→ Set of tasks:
**1)** In the article about Stanley Kubrick, how many movies did he make, and over how many years?
**2)** Output word for word the passage of the article about Stanley Kubrick from "VOTD: Stanley Kubrick: The" to "of the best.".
**3)** Write the next part of the article about Stanley Kubrick, starting after its last sentence.

→ Extracted text:
VOTD: Stanley Kubrick: The Invisible Man

To put the legacy of Stanley Kubrick into perspective, he made 13 movies in 46 years. In about the same amount of time, though not the same years, Alfred Hitchcock – also considered one of the masters – made over 50 films, equally about one per year. Martin Scorsese is approaching roughly the same number as Hitchcock and Steven Spielberg is on a similar pace. Even international legends like Francois Truffaut, Akira Kurosawa and Sergei Eisenstein, who all made films less frequently than those men, were much busier than Kubrick. Yet, with only 13 films in about five decades, Stanley Kubrick's name will always be spoken alongside those as a first ballot film hall of famer. One of the best of the best.

In 1996, a documentary called Stanley Kubrick: The Invisible Man attempted to put this mysterious, reclusive, but brilliant film director into perspective and you can now watch the entire thing online.

Thanks to The Behind the Scenes Blog for the heads up. We've embedded part one and you can watch the additional five parts (making six total and running about an hour) at that link.

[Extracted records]
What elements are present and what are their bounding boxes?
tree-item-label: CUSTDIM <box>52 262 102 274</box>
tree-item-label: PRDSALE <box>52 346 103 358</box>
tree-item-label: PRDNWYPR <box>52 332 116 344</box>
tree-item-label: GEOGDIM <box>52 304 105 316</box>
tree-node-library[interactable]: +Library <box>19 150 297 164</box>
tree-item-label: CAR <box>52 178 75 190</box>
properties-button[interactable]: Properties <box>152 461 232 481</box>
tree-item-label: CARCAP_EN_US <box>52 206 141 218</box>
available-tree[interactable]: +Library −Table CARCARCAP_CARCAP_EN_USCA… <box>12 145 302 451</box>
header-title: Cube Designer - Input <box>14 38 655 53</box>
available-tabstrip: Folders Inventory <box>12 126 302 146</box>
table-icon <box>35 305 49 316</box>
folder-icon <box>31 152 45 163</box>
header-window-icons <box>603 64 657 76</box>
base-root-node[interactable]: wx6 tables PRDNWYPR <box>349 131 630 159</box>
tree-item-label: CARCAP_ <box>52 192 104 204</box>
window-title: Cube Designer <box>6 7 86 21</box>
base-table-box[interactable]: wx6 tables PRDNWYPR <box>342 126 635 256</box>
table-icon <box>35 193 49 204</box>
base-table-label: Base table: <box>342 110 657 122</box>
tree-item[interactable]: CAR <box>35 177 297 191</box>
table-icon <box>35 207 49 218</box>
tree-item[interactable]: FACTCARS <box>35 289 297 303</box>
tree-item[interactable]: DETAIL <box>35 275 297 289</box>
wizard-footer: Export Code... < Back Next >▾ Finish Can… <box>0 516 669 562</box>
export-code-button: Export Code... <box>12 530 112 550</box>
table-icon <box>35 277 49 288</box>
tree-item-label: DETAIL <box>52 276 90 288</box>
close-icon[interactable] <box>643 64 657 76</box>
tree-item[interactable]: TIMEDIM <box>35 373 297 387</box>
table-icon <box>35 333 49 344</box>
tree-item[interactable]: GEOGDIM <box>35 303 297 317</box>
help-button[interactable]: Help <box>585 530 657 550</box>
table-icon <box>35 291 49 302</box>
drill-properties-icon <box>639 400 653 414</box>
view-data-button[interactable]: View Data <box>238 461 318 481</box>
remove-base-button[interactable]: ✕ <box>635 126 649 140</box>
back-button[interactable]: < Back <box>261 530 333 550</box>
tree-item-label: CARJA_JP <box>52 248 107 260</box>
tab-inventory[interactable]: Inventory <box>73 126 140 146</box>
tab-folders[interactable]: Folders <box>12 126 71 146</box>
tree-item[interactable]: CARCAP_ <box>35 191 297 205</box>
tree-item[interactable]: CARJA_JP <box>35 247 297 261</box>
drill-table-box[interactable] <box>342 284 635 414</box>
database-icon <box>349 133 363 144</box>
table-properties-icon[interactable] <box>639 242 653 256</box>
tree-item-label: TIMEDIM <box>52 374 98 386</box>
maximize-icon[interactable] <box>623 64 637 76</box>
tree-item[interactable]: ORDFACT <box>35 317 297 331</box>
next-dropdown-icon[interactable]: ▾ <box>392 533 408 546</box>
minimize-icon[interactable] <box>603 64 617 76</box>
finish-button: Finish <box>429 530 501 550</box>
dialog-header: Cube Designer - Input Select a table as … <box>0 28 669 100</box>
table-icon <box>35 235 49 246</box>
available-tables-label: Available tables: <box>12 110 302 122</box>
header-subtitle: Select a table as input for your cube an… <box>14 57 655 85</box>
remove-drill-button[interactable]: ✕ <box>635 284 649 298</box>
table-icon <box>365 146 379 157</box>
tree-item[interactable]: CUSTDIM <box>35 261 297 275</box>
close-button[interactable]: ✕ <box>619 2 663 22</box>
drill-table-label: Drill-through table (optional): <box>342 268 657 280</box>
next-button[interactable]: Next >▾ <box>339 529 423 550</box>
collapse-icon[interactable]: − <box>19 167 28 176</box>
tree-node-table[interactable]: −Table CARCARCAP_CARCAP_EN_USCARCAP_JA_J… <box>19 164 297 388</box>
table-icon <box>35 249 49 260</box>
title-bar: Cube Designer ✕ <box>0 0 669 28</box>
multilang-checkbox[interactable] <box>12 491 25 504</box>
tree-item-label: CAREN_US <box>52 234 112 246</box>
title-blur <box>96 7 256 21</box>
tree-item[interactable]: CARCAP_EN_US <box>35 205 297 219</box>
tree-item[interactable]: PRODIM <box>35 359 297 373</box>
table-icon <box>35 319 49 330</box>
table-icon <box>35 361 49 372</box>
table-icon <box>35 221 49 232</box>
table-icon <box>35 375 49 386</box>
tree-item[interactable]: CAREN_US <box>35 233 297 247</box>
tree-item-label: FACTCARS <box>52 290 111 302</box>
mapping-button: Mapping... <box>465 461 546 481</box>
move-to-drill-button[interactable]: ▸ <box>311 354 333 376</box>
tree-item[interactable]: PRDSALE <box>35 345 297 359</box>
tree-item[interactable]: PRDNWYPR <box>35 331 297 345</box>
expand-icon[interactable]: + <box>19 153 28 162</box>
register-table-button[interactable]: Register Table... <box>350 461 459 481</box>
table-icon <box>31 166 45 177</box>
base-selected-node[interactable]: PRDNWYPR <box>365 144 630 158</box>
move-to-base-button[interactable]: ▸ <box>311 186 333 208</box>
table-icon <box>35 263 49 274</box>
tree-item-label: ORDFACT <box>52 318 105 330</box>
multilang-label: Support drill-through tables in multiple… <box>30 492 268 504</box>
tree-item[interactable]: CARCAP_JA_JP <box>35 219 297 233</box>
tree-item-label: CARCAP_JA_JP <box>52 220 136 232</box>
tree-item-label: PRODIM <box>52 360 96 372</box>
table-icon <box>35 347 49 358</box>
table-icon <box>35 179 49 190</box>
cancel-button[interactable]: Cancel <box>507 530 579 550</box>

→ Numbered answers:
**1)** He made 13 movies in 46 years.

**2)**
VOTD: Stanley Kubrick: The Invisible Man

To put the legacy of Stanley Kubrick into perspective, he made 13 movies in 46 years. In about the same amount of time, though not the same years, Alfred Hitchcock – also considered one of the masters – made over 50 films, equally about one per year. Martin Scorsese is approaching roughly the same number as Hitchcock and Steven Spielberg is on a similar pace. Even international legends like Francois Truffaut, Akira Kurosawa and Sergei Eisenstein, who all made films less frequently than those men, were much busier than Kubrick. Yet, with only 13 films in about five decades, Stanley Kubrick's name will always be spoken alongside those as a first ballot film hall of famer. One of the best of the best.

**3)**
While it's sad that Kubrick made so few films before his passing in 1999, the plus side is – because there are so few -  it's easy to digest his entire body of work. At NYU I took a class on Kubrick and, in one semester, we watched 12 of his 13 films, missing only his first feature, the rare Fear and Desire.

Besides the obvious directorial shown in his editing, shooting and composition of shots, not to mention his ability to get incredible performances out of his actors and more, the one thing that always fascinated me about Kubrick was he never made the same film twice. It was almost as if he made a movie in one genre, mastered it, then moved along. He was like a video game player directing movies, always leveling up. "Oh, I defeated the World War II movie, let's move onto the sword and sandal epic. Oh I beat that, let's move on to the comedy, the sci-fi, the thriller, the horror" and so on.

Where you do rank Kubrick in your all time list?